INFORMATION PROVIDED ▸
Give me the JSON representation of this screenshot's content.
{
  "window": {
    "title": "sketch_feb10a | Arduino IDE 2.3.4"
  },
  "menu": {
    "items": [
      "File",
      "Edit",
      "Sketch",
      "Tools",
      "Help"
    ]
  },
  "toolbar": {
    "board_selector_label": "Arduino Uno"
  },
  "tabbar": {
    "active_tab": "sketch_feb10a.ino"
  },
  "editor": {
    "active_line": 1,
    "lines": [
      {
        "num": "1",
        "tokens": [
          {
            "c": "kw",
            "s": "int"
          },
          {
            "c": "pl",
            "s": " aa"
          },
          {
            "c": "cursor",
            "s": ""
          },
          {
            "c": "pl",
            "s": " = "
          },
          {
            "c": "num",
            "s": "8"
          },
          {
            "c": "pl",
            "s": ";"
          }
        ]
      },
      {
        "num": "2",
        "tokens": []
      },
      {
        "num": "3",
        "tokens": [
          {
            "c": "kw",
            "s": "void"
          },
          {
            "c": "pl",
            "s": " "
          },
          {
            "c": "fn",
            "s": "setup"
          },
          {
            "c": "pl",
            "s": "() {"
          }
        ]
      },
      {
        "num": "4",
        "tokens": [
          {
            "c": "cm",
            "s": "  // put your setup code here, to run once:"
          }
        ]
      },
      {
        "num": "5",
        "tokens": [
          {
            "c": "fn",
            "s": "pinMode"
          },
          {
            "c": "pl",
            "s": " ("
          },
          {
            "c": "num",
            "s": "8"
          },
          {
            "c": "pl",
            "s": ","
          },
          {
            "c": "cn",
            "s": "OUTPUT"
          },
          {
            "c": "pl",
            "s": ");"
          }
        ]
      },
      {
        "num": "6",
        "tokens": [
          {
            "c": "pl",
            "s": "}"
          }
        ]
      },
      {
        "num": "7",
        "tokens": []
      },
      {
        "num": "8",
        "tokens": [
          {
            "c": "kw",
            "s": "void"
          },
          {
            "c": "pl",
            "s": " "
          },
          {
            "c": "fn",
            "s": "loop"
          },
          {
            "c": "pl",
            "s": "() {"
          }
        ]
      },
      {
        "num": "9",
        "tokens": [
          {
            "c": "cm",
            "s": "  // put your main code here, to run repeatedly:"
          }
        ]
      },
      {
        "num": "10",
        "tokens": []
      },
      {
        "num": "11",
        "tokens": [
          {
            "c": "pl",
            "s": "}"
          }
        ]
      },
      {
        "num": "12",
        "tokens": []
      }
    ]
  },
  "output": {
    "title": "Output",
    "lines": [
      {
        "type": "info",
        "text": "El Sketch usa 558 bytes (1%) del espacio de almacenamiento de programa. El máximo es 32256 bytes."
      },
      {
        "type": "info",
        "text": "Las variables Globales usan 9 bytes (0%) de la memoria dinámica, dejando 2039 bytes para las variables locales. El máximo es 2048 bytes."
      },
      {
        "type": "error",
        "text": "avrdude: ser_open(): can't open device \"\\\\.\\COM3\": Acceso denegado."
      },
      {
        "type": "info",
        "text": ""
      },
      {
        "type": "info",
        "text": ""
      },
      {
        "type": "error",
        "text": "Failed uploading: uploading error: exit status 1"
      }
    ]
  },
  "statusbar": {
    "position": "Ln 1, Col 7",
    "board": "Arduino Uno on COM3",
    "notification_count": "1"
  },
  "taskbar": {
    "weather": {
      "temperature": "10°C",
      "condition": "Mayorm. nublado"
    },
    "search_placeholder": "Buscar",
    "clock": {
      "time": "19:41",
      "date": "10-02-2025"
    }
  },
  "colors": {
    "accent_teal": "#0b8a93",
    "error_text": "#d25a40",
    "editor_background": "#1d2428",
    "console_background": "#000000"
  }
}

SHORT TASK ▸
Return all of the data precisely as it appears.

RESULT OF THIS EXERCISE ▸
Give me the JSON representation of this screenshot's content.
{
  "window": {
    "title": "sketch_feb10a | Arduino IDE 2.3.4"
  },
  "menu": {
    "items": [
      "File",
      "Edit",
      "Sketch",
      "Tools",
      "Help"
    ]
  },
  "toolbar": {
    "board_selector_label": "Arduino Uno"
  },
  "tabbar": {
    "active_tab": "sketch_feb10a.ino"
  },
  "editor": {
    "active_line": 1,
    "lines": [
      {
        "num": "1",
        "tokens": [
          {
            "c": "kw",
            "s": "int"
          },
          {
            "c": "pl",
            "s": " aa"
          },
          {
            "c": "cursor",
            "s": ""
          },
          {
            "c": "pl",
            "s": " = "
          },
          {
            "c": "num",
            "s": "8"
          },
          {
            "c": "pl",
            "s": ";"
          }
        ]
      },
      {
        "num": "2",
        "tokens": []
      },
      {
        "num": "3",
        "tokens": [
          {
            "c": "kw",
            "s": "void"
          },
          {
            "c": "pl",
            "s": " "
          },
          {
            "c": "fn",
            "s": "setup"
          },
          {
            "c": "pl",
            "s": "() {"
          }
        ]
      },
      {
        "num": "4",
        "tokens": [
          {
            "c": "cm",
            "s": "  // put your setup code here, to run once:"
          }
        ]
      },
      {
        "num": "5",
        "tokens": [
          {
            "c": "fn",
            "s": "pinMode"
          },
          {
            "c": "pl",
            "s": " ("
          },
          {
            "c": "num",
            "s": "8"
          },
          {
            "c": "pl",
            "s": ","
          },
          {
            "c": "cn",
            "s": "OUTPUT"
          },
          {
            "c": "pl",
            "s": ");"
          }
        ]
      },
      {
        "num": "6",
        "tokens": [
          {
            "c": "pl",
            "s": "}"
          }
        ]
      },
      {
        "num": "7",
        "tokens": []
      },
      {
        "num": "8",
        "tokens": [
          {
            "c": "kw",
            "s": "void"
          },
          {
            "c": "pl",
            "s": " "
          },
          {
            "c": "fn",
            "s": "loop"
          },
          {
            "c": "pl",
            "s": "() {"
          }
        ]
      },
      {
        "num": "9",
        "tokens": [
          {
            "c": "cm",
            "s": "  // put your main code here, to run repeatedly:"
          }
        ]
      },
      {
        "num": "10",
        "tokens": []
      },
      {
        "num": "11",
        "tokens": [
          {
            "c": "pl",
            "s": "}"
          }
        ]
      },
      {
        "num": "12",
        "tokens": []
      }
    ]
  },
  "output": {
    "title": "Output",
    "lines": [
      {
        "type": "info",
        "text": "El Sketch usa 558 bytes (1%) del espacio de almacenamiento de programa. El máximo es 32256 bytes."
      },
      {
        "type": "info",
        "text": "Las variables Globales usan 9 bytes (0%) de la memoria dinámica, dejando 2039 bytes para las variables locales. El máximo es 2048 bytes."
      },
      {
        "type": "error",
        "text": "avrdude: ser_open(): can't open device \"\\\\.\\COM3\": Acceso denegado."
      },
      {
        "type": "info",
        "text": ""
      },
      {
        "type": "info",
        "text": ""
      },
      {
        "type": "error",
        "text": "Failed uploading: uploading error: exit status 1"
      }
    ]
  },
  "statusbar": {
    "position": "Ln 1, Col 7",
    "board": "Arduino Uno on COM3",
    "notification_count": "1"
  },
  "taskbar": {
    "weather": {
      "temperature": "10°C",
      "condition": "Mayorm. nublado"
    },
    "search_placeholder": "Buscar",
    "clock": {
      "time": "19:41",
      "date": "10-02-2025"
    }
  },
  "colors": {
    "accent_teal": "#0b8a93",
    "error_text": "#d25a40",
    "editor_background": "#1d2428",
    "console_background": "#000000"
  }
}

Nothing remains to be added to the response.